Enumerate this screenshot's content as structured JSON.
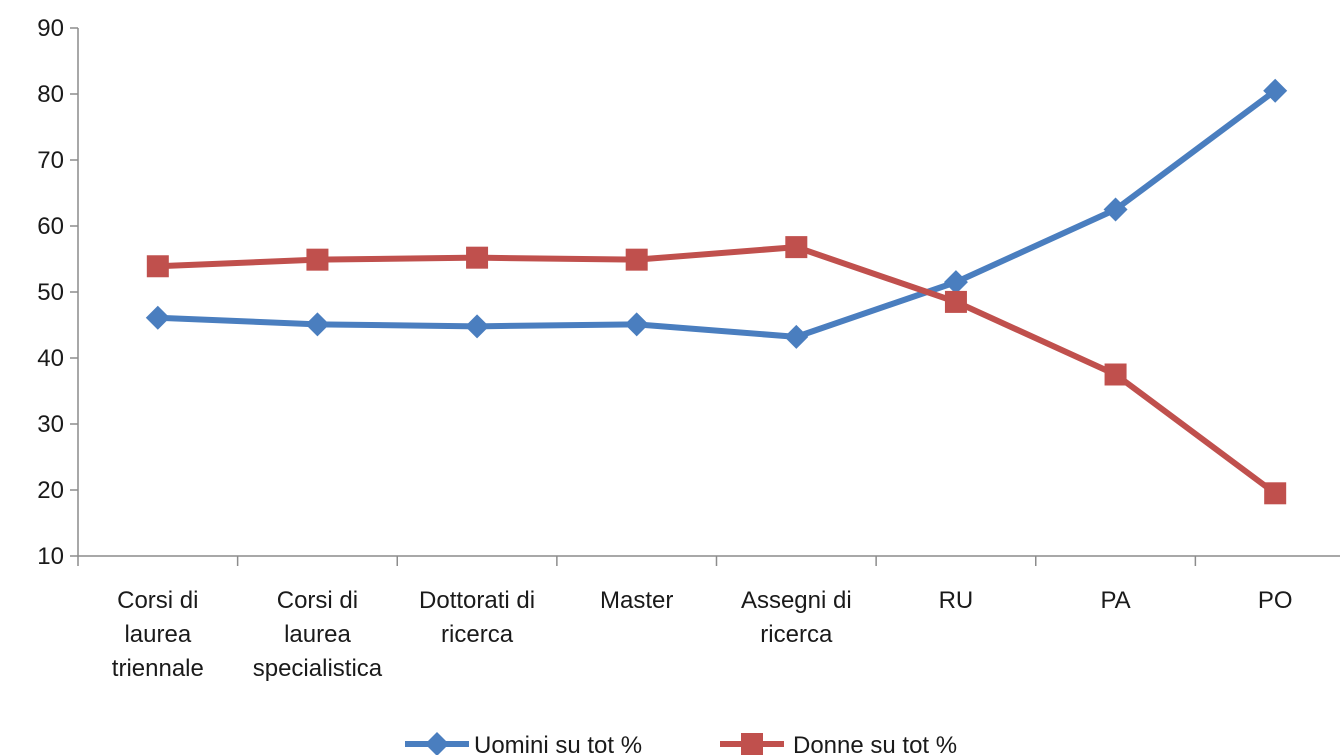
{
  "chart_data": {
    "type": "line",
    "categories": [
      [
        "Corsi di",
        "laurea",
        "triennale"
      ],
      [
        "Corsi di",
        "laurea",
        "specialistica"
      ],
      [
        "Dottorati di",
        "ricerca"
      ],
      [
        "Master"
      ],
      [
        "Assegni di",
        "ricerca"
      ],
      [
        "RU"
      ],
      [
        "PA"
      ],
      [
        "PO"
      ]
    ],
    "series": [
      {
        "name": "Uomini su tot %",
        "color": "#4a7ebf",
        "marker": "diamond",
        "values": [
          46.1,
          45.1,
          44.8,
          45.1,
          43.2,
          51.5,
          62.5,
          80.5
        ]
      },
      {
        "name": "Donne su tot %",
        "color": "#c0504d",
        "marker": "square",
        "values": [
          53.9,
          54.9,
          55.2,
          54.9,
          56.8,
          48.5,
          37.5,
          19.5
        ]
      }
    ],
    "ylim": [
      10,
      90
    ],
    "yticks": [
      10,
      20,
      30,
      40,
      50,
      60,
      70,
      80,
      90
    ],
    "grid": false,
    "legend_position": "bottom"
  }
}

* * *

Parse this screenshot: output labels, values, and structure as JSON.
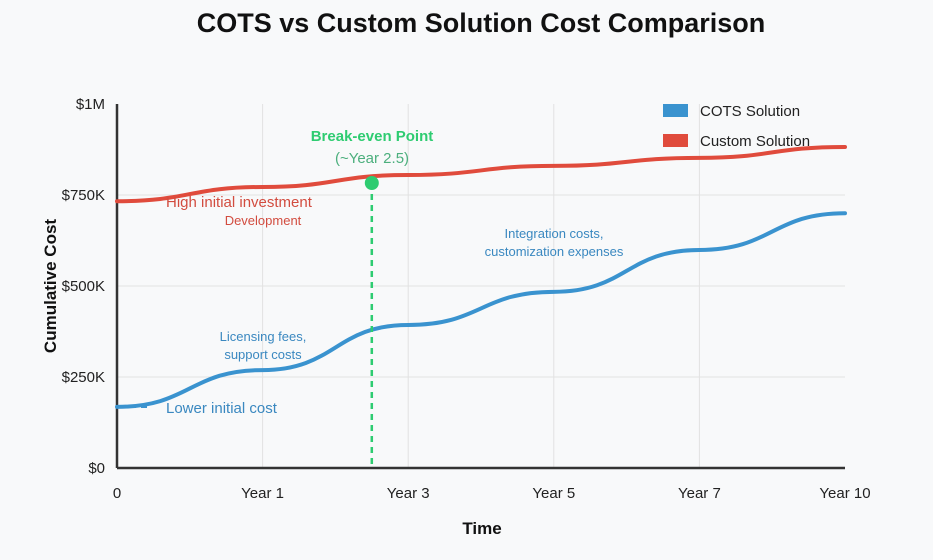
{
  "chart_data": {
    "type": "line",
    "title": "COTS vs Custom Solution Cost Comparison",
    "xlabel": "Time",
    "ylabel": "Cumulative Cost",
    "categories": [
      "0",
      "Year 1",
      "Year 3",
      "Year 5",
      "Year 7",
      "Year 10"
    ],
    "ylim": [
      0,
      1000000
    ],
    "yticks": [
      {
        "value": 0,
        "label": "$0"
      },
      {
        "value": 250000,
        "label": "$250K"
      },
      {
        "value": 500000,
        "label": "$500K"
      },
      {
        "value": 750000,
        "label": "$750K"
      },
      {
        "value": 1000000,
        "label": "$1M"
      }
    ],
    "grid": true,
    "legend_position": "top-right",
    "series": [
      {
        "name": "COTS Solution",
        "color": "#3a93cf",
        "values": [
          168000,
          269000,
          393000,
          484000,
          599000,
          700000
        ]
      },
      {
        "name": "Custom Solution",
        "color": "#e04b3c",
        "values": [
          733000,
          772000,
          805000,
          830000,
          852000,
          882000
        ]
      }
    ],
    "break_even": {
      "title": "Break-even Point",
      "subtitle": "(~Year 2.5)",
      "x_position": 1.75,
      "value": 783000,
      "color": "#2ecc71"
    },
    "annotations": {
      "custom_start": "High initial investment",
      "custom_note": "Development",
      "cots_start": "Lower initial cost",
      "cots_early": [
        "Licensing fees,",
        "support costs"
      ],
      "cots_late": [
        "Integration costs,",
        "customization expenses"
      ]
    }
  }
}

* * *

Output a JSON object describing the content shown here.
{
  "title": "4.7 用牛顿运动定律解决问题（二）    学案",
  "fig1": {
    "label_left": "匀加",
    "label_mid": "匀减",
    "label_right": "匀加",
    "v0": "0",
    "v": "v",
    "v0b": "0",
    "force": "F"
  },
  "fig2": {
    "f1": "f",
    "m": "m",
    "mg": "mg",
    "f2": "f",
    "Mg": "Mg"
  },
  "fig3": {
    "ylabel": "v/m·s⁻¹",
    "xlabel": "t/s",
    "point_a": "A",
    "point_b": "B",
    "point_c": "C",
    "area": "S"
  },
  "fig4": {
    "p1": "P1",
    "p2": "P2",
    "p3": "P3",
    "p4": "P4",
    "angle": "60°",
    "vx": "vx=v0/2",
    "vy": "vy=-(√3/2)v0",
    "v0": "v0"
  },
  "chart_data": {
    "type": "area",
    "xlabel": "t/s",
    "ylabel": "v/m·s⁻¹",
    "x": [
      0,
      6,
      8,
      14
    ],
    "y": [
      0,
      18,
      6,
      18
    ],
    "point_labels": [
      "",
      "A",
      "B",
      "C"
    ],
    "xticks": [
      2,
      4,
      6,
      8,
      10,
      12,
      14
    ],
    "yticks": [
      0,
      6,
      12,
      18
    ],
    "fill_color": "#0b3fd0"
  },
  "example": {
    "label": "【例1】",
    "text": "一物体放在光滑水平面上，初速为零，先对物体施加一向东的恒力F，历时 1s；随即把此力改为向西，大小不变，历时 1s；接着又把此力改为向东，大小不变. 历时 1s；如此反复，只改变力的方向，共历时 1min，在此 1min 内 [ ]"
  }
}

**WHAT THE TASK ASKS:** Count the lines in the records above that contain the word "content", and reply with only that number.

**SOLUTION TO THIS TASK:** 2